§ RECORDS FOR THIS TASK:
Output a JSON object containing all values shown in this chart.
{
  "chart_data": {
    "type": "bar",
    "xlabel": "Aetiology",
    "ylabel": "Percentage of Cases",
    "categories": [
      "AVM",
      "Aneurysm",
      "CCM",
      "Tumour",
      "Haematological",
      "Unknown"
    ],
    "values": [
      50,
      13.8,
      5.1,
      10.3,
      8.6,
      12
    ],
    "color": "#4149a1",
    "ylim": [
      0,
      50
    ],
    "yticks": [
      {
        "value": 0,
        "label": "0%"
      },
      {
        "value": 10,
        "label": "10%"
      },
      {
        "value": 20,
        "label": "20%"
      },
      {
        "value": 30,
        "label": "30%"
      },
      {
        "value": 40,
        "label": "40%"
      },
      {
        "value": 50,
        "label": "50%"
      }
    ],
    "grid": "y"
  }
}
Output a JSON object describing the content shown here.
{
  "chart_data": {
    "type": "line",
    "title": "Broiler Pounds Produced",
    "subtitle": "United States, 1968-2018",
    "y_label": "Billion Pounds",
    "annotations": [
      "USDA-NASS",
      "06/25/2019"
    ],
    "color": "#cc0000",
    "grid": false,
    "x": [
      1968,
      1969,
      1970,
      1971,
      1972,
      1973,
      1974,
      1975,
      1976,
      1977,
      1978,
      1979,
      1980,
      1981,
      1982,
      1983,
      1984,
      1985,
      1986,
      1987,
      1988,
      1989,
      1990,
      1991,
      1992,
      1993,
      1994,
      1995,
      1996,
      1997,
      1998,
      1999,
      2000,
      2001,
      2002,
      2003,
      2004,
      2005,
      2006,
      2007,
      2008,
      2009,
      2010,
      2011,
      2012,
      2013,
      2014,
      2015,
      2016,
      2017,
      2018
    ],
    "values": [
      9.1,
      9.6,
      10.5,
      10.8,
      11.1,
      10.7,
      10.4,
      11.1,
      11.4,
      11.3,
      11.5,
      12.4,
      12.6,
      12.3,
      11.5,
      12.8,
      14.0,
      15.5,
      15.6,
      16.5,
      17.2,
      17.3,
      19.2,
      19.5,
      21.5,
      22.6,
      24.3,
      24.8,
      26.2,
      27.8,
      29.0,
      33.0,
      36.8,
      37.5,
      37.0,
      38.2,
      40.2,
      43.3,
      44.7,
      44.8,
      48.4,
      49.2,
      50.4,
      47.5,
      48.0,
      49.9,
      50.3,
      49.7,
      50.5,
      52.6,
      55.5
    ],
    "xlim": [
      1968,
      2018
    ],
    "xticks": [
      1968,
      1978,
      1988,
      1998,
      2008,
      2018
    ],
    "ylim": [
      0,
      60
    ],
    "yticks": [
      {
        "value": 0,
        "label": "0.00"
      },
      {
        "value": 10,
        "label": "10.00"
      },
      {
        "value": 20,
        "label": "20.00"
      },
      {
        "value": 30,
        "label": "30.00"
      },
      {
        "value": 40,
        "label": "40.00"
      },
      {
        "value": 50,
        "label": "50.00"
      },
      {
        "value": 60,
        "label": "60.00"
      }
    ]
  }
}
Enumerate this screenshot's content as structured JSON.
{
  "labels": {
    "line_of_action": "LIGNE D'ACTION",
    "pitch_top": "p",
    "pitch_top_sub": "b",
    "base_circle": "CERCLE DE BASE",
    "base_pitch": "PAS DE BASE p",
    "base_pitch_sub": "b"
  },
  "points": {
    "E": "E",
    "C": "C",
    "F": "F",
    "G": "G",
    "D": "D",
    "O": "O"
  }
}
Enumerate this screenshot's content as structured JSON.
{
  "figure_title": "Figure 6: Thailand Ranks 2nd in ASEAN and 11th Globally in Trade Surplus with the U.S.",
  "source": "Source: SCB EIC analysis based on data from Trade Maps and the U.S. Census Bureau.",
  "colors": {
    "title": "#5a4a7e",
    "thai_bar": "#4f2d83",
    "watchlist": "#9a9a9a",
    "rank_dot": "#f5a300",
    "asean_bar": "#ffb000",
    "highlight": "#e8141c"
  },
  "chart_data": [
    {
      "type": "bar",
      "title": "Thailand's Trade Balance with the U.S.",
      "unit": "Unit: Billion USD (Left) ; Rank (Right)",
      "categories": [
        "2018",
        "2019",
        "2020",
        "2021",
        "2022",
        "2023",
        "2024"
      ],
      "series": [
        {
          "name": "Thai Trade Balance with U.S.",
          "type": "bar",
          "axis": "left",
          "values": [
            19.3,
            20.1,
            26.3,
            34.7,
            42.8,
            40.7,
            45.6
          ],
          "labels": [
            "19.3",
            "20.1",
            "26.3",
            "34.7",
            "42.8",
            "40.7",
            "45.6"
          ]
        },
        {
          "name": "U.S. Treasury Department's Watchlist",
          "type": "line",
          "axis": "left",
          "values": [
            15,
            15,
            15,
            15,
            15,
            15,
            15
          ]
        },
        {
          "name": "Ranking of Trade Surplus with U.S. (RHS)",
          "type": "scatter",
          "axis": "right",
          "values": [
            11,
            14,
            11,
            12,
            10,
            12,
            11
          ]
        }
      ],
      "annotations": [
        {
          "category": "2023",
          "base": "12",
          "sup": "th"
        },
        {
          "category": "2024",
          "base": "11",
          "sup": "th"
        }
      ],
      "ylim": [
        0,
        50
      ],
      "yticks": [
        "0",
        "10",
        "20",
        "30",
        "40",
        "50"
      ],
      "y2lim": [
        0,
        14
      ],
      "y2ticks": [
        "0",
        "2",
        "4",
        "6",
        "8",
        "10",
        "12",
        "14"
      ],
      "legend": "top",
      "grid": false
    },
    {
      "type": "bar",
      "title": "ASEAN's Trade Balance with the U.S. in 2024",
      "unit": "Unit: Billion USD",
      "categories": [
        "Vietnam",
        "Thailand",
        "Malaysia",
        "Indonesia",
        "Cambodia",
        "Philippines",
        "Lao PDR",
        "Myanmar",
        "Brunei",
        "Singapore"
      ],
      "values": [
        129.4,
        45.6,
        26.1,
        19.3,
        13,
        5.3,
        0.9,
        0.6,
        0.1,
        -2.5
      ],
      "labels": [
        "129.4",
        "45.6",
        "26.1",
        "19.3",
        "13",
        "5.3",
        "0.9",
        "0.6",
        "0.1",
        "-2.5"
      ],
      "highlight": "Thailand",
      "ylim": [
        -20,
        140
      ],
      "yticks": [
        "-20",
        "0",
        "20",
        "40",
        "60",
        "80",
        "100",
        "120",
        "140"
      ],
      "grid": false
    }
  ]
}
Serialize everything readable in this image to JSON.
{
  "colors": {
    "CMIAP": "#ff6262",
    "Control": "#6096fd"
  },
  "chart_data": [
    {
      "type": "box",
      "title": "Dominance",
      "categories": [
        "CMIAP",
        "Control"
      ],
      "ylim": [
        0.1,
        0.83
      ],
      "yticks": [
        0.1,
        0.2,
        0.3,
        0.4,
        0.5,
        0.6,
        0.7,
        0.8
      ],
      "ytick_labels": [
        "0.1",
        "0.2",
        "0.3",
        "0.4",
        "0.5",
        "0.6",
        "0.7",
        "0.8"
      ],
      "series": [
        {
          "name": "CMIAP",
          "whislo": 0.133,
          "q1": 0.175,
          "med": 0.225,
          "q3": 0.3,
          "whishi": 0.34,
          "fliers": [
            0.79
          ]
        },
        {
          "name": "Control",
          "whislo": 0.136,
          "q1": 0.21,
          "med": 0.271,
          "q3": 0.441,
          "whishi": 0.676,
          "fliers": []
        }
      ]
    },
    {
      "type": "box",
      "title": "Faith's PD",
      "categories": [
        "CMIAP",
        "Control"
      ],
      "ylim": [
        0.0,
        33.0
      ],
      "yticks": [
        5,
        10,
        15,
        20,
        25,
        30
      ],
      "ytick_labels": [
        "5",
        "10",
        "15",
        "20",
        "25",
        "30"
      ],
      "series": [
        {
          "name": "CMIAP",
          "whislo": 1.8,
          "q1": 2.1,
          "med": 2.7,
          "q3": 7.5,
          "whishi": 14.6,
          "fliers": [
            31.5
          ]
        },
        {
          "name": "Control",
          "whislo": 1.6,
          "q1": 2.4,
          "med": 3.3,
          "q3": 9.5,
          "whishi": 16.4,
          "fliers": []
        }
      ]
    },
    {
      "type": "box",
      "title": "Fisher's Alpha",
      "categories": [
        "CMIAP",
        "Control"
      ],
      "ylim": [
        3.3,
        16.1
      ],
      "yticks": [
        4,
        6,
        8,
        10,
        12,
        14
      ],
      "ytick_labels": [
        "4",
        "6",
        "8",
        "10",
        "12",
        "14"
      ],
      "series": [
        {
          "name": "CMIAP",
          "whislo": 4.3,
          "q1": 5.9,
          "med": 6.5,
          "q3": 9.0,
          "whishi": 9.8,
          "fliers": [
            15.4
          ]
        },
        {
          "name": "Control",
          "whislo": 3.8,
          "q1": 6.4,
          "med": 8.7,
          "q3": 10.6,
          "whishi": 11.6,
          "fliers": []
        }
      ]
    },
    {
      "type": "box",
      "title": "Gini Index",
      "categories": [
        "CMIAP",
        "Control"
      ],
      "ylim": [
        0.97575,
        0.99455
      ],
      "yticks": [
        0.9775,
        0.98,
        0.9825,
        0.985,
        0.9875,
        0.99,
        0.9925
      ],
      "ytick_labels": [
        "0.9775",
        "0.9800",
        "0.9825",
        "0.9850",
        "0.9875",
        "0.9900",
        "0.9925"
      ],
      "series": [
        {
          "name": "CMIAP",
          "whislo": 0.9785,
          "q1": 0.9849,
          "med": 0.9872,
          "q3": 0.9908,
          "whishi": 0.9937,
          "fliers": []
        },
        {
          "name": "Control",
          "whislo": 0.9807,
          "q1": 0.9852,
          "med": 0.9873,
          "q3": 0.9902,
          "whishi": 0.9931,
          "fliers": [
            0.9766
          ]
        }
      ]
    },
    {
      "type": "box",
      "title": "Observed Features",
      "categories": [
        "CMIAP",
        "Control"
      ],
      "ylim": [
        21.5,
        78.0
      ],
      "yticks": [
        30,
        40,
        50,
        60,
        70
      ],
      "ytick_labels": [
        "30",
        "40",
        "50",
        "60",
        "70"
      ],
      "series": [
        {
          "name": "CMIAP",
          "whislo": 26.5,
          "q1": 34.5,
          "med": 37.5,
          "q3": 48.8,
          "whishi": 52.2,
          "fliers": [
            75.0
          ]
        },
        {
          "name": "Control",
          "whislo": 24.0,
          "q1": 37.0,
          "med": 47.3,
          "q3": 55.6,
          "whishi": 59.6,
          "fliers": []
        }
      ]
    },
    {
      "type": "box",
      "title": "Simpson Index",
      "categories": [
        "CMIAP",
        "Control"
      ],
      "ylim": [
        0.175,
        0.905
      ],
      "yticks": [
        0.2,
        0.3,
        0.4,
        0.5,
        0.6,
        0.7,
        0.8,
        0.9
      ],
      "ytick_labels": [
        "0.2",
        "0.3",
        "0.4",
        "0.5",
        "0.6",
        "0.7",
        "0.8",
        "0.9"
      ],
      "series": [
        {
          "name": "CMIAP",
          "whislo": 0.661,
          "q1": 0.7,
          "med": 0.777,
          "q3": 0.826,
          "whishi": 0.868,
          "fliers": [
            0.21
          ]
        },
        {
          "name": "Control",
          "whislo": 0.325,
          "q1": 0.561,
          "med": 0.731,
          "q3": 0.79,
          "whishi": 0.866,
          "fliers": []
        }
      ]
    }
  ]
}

§ WHAT YOU WILL DO: Find every line that holds "with" and copy it.

§ TASK SOLUTION:
  "figure_title": "Figure 6: Thailand Ranks 2nd in ASEAN and 11th Globally in Trade Surplus with the U.S.",
      "title": "Thailand's Trade Balance with the U.S.",
          "name": "Thai Trade Balance with U.S.",
          "name": "Ranking of Trade Surplus with U.S. (RHS)",
      "title": "ASEAN's Trade Balance with the U.S. in 2024",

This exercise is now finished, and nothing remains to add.